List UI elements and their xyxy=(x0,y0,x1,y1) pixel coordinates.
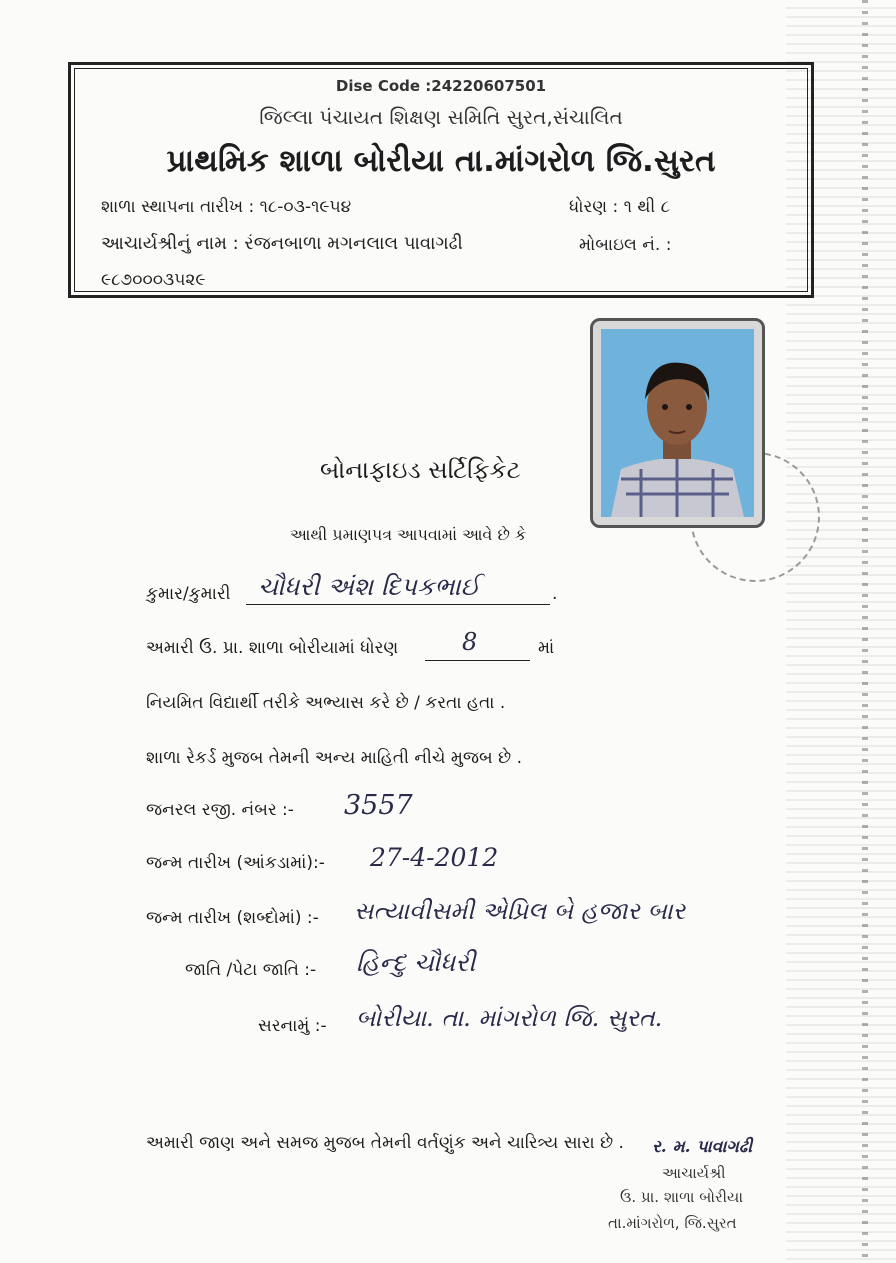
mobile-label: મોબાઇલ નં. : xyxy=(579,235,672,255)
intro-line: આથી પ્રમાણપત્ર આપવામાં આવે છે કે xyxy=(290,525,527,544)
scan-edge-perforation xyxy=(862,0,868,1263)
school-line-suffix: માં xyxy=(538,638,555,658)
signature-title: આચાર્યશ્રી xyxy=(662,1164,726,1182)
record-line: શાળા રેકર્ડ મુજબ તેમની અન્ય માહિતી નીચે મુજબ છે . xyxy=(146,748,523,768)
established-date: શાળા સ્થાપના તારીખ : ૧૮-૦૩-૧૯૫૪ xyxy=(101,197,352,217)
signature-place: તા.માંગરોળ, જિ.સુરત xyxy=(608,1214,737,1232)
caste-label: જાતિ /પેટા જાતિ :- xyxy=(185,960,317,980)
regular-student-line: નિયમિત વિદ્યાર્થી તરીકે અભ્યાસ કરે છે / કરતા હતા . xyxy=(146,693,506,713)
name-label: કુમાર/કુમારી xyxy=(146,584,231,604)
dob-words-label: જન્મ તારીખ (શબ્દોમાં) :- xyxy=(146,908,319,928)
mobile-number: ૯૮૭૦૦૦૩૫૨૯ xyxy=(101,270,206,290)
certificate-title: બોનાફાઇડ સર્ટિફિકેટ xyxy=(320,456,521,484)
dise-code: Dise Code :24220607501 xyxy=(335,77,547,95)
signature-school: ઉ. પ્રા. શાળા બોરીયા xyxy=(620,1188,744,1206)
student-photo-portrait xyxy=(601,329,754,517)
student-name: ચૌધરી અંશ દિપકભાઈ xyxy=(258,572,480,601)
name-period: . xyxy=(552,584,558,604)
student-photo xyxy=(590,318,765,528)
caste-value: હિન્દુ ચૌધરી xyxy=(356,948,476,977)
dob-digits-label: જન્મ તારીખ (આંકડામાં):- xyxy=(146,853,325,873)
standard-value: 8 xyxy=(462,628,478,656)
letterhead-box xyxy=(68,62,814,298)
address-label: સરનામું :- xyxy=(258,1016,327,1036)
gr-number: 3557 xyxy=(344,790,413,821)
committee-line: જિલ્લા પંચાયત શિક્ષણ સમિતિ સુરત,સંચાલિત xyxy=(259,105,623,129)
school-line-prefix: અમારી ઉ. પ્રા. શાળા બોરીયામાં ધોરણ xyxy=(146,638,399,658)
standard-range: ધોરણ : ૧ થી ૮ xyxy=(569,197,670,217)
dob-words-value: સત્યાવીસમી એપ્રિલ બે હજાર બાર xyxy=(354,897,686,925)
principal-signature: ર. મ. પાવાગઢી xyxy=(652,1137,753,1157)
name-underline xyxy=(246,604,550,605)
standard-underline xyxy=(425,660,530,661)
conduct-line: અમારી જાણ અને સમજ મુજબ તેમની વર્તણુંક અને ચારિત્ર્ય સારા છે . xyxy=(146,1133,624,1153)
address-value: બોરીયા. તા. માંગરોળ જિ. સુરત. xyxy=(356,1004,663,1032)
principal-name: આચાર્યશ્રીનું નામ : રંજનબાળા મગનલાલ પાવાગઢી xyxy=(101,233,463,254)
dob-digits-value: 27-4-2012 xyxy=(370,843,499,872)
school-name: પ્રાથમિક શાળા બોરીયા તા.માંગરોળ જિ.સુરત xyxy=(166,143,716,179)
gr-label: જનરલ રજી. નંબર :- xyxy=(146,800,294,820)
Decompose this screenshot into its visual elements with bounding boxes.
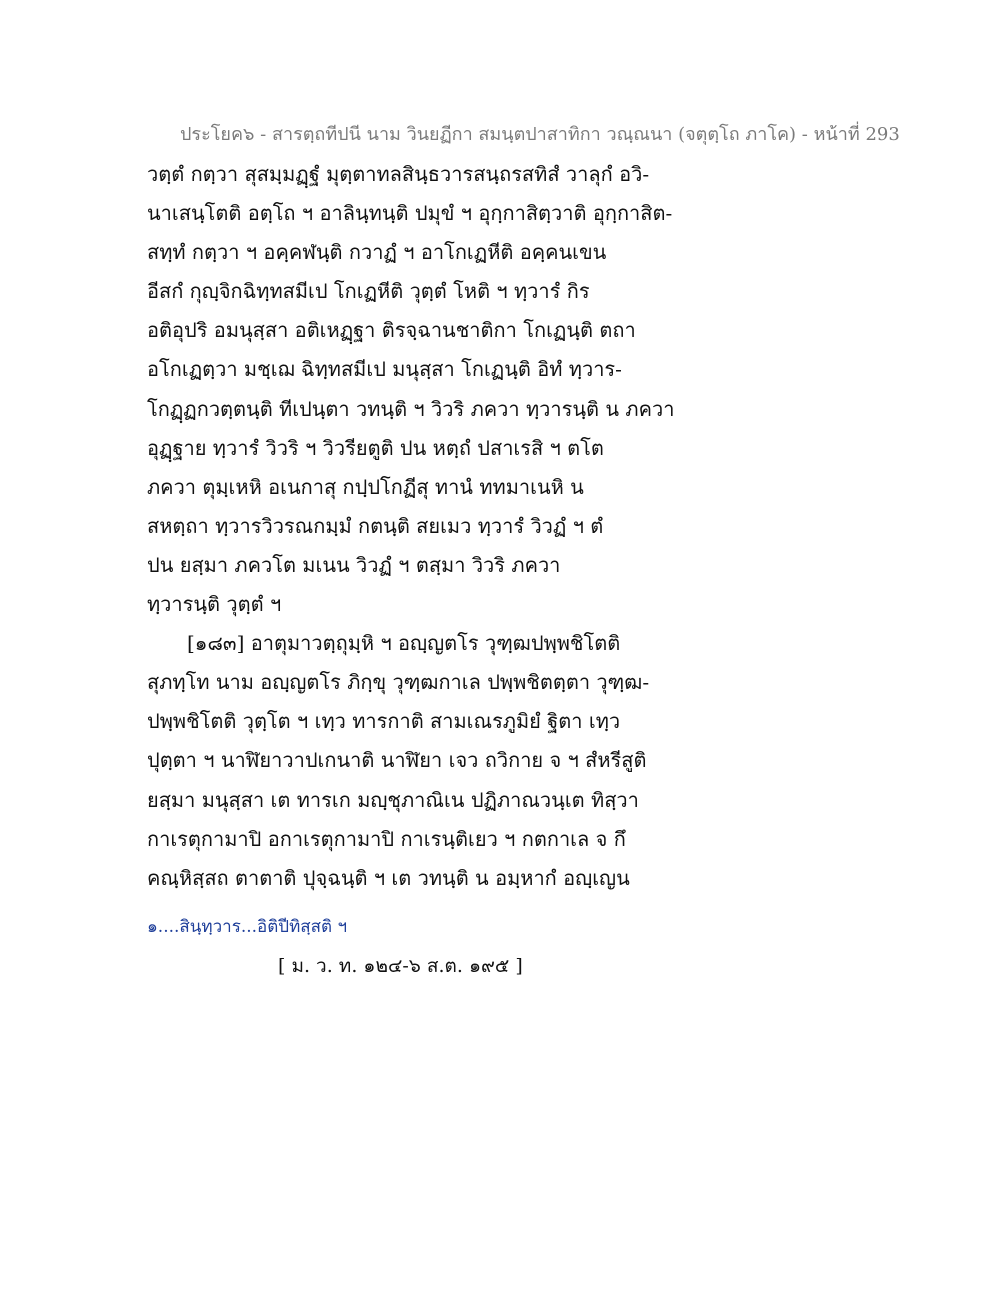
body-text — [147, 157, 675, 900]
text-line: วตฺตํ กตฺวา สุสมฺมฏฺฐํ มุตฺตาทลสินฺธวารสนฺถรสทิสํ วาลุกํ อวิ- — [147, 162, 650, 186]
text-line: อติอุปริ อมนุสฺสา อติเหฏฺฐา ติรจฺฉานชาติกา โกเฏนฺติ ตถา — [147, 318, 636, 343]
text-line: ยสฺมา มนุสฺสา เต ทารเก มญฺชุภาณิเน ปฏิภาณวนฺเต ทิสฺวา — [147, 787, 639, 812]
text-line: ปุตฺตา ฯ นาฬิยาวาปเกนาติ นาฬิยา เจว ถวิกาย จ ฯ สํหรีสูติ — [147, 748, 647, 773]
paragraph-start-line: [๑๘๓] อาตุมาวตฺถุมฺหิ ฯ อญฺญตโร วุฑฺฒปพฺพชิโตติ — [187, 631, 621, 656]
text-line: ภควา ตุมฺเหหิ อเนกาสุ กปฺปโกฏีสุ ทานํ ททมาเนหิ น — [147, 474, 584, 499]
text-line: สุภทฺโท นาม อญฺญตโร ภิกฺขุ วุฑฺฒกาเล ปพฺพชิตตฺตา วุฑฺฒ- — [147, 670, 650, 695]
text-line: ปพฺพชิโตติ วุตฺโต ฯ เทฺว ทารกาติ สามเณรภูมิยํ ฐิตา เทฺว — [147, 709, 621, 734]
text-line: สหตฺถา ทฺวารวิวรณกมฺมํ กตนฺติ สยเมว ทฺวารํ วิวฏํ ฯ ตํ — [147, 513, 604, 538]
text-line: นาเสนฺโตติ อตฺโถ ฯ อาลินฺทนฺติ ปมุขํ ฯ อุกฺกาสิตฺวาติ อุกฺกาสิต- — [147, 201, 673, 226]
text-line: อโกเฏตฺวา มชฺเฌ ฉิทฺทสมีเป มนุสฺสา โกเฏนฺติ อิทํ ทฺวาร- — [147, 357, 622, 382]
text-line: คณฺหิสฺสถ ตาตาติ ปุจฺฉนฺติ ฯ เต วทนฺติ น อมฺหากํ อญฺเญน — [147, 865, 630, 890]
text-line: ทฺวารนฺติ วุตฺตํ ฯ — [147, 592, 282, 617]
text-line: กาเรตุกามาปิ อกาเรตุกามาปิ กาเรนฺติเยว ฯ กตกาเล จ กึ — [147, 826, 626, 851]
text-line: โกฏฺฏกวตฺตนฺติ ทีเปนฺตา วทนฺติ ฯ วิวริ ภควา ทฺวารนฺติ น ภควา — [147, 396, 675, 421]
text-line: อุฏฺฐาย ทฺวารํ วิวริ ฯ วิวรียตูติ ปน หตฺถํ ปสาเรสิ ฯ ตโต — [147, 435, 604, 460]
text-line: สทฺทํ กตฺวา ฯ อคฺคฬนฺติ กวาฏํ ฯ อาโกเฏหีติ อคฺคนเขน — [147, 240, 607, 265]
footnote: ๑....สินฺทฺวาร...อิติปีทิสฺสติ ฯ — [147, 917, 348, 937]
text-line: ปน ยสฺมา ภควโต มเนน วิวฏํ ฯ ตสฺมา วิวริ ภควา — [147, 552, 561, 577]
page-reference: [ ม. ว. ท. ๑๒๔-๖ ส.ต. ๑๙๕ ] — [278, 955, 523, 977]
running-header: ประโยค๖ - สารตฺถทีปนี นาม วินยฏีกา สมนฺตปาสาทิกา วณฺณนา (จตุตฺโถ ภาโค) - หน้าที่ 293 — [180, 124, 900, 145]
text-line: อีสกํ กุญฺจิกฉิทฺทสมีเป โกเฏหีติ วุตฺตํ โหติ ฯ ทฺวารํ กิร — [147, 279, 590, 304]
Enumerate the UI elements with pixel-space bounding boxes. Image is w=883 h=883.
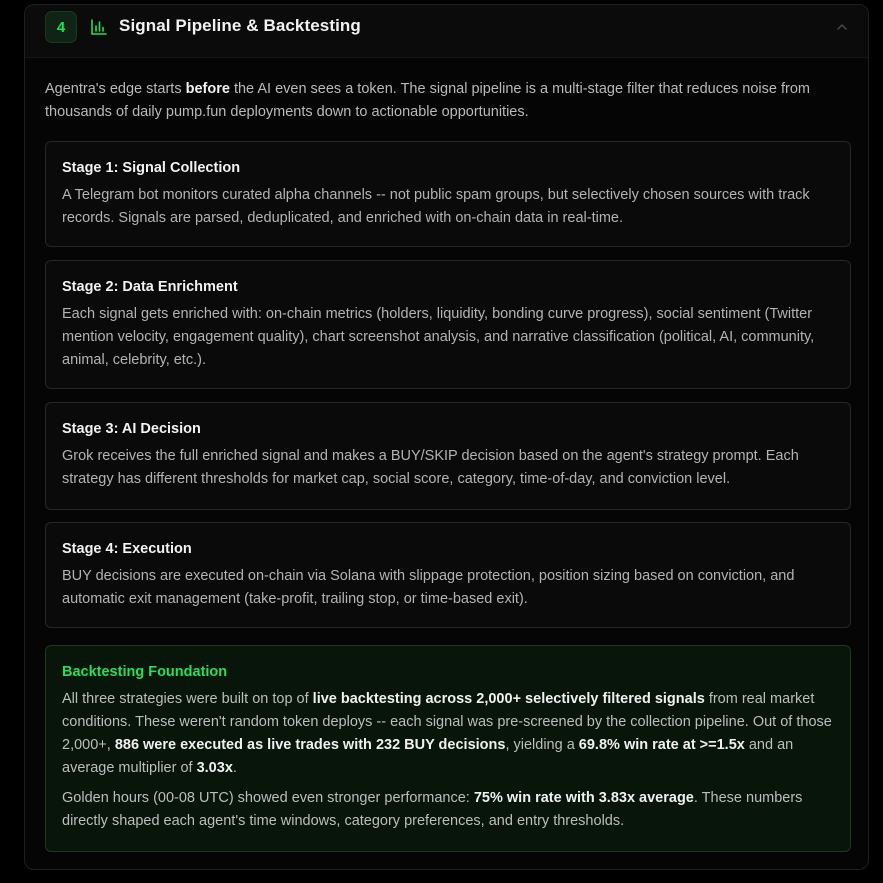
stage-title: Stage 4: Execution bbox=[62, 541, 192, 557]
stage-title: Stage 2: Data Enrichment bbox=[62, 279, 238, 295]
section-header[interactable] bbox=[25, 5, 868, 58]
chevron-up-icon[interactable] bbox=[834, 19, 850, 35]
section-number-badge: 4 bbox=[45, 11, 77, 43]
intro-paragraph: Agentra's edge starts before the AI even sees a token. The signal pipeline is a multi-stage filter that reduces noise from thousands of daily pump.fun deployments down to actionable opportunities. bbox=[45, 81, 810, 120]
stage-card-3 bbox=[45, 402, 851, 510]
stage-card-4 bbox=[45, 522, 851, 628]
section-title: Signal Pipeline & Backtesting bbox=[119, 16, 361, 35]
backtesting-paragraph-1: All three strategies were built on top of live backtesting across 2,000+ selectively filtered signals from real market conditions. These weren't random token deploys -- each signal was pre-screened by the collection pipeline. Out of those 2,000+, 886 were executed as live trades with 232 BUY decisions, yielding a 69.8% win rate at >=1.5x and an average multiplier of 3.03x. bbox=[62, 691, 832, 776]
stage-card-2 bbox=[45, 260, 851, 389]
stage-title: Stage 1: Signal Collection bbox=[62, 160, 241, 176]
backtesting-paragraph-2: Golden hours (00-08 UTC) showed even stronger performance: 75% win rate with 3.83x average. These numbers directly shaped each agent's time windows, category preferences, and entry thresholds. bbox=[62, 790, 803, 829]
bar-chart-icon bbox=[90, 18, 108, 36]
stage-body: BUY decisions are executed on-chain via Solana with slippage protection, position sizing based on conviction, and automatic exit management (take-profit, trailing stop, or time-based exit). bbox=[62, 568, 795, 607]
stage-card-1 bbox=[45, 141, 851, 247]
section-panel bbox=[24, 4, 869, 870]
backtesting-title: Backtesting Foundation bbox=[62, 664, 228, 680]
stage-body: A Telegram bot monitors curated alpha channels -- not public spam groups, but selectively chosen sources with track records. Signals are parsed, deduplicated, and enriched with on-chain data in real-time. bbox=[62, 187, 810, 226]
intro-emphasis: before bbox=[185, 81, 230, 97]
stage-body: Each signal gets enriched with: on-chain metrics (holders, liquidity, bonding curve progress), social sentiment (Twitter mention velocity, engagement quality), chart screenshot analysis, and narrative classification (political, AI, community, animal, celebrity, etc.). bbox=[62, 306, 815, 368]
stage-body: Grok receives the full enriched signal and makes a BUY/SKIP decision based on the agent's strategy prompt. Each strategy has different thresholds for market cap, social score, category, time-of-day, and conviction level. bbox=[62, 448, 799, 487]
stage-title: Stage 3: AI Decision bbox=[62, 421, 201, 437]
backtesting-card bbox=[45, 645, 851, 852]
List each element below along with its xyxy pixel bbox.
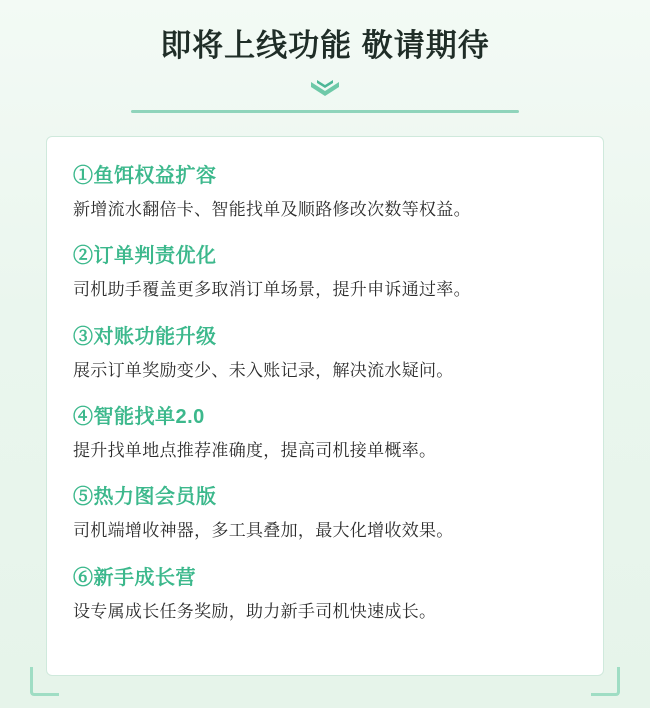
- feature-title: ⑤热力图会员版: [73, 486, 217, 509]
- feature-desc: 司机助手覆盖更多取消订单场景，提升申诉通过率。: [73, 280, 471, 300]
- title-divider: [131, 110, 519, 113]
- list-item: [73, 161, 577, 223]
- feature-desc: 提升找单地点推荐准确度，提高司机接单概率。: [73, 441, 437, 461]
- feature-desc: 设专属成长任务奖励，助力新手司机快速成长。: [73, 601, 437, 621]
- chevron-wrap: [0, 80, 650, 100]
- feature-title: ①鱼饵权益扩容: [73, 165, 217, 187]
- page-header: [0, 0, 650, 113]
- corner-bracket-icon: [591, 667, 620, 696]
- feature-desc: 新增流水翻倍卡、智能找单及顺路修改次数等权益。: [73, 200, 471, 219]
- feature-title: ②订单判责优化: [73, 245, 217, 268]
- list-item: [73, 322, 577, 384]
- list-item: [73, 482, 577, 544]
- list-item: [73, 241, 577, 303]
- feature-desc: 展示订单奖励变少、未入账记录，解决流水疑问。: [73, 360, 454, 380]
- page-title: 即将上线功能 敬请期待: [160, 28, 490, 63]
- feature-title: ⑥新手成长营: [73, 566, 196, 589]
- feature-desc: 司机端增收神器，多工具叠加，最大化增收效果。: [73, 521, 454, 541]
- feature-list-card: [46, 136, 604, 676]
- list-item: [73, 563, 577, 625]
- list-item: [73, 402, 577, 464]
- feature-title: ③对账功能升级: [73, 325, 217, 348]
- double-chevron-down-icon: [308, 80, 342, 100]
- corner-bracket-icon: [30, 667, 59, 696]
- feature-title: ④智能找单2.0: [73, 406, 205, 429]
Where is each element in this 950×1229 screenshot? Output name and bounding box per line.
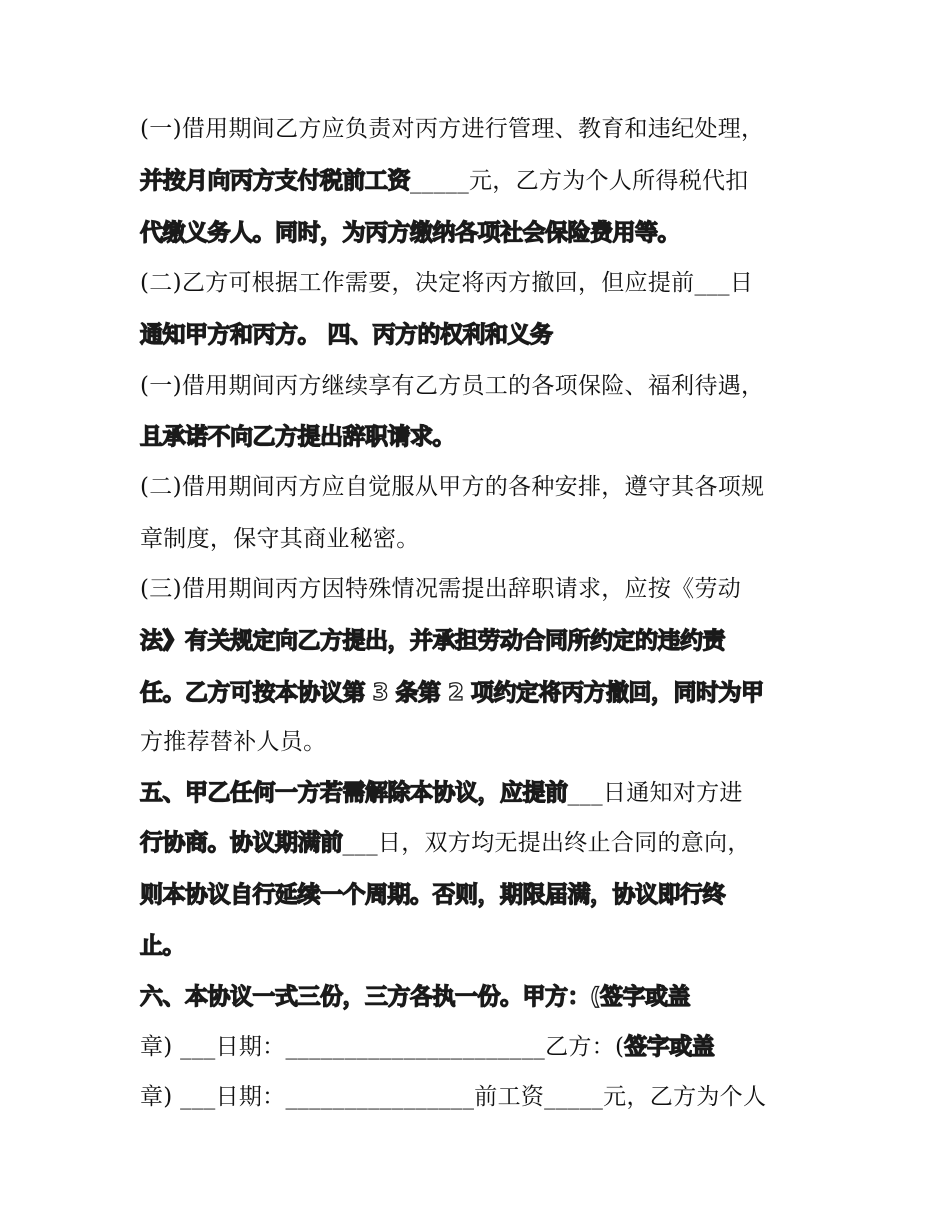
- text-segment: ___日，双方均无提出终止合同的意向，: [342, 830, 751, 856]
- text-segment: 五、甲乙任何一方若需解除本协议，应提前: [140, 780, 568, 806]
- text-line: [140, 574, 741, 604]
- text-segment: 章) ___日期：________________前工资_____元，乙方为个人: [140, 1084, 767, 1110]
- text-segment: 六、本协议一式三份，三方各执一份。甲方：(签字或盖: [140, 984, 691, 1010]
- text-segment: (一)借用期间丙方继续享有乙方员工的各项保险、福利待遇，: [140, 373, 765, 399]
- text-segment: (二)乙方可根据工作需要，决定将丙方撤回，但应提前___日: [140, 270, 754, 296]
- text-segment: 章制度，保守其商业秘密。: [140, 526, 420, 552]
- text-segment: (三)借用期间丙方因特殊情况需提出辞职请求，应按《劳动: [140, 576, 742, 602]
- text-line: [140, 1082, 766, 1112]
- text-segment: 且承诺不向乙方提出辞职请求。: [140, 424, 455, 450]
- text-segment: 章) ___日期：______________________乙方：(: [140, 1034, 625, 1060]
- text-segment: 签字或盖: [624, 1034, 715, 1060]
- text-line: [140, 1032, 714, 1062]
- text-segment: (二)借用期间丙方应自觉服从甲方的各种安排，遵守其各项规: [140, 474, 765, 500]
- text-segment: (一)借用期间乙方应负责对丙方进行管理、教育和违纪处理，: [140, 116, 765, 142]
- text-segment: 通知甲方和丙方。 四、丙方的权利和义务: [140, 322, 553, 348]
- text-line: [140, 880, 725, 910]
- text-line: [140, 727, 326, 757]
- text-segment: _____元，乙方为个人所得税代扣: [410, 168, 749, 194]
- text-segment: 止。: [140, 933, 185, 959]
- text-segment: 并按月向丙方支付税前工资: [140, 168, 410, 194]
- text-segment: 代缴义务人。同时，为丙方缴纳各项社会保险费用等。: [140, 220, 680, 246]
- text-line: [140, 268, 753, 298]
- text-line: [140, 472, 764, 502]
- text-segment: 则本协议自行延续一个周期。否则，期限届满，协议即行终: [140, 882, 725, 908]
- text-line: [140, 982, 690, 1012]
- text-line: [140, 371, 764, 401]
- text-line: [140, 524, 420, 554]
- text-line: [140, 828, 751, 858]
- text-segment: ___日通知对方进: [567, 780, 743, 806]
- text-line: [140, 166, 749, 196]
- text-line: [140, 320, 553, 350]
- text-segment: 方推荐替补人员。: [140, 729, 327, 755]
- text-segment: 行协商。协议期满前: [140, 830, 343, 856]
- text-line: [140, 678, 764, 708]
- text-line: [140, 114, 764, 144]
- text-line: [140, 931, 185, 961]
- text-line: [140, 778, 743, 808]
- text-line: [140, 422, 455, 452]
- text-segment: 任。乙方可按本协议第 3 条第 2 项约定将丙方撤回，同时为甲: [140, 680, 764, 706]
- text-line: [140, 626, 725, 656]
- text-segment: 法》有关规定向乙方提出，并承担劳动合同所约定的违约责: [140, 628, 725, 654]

* GIVEN TASK
Copy the rows above exactly as they appear, from the line containing "- text-segment: ___日，双方均无提出终止合同的意向，: [342, 830, 751, 856]" to the line containing "116, 765, 142]", including both of those lines.

* TASK OUTPUT
- text-segment: ___日，双方均无提出终止合同的意向，: [342, 830, 751, 856]
- text-segment: 五、甲乙任何一方若需解除本协议，应提前: [140, 780, 568, 806]
- text-line: [140, 574, 741, 604]
- text-segment: 章) ___日期：________________前工资_____元，乙方为个人: [140, 1084, 767, 1110]
- text-segment: 六、本协议一式三份，三方各执一份。甲方：(签字或盖: [140, 984, 691, 1010]
- text-segment: (一)借用期间丙方继续享有乙方员工的各项保险、福利待遇，: [140, 373, 765, 399]
- text-segment: (二)乙方可根据工作需要，决定将丙方撤回，但应提前___日: [140, 270, 754, 296]
- text-segment: 章制度，保守其商业秘密。: [140, 526, 420, 552]
- text-segment: (三)借用期间丙方因特殊情况需提出辞职请求，应按《劳动: [140, 576, 742, 602]
- text-line: [140, 1082, 766, 1112]
- text-segment: 且承诺不向乙方提出辞职请求。: [140, 424, 455, 450]
- text-segment: 章) ___日期：______________________乙方：(: [140, 1034, 625, 1060]
- text-segment: 签字或盖: [624, 1034, 715, 1060]
- text-line: [140, 1032, 714, 1062]
- text-segment: (二)借用期间丙方应自觉服从甲方的各种安排，遵守其各项规: [140, 474, 765, 500]
- text-segment: (一)借用期间乙方应负责对丙方进行管理、教育和违纪处理，: [140, 116, 765, 142]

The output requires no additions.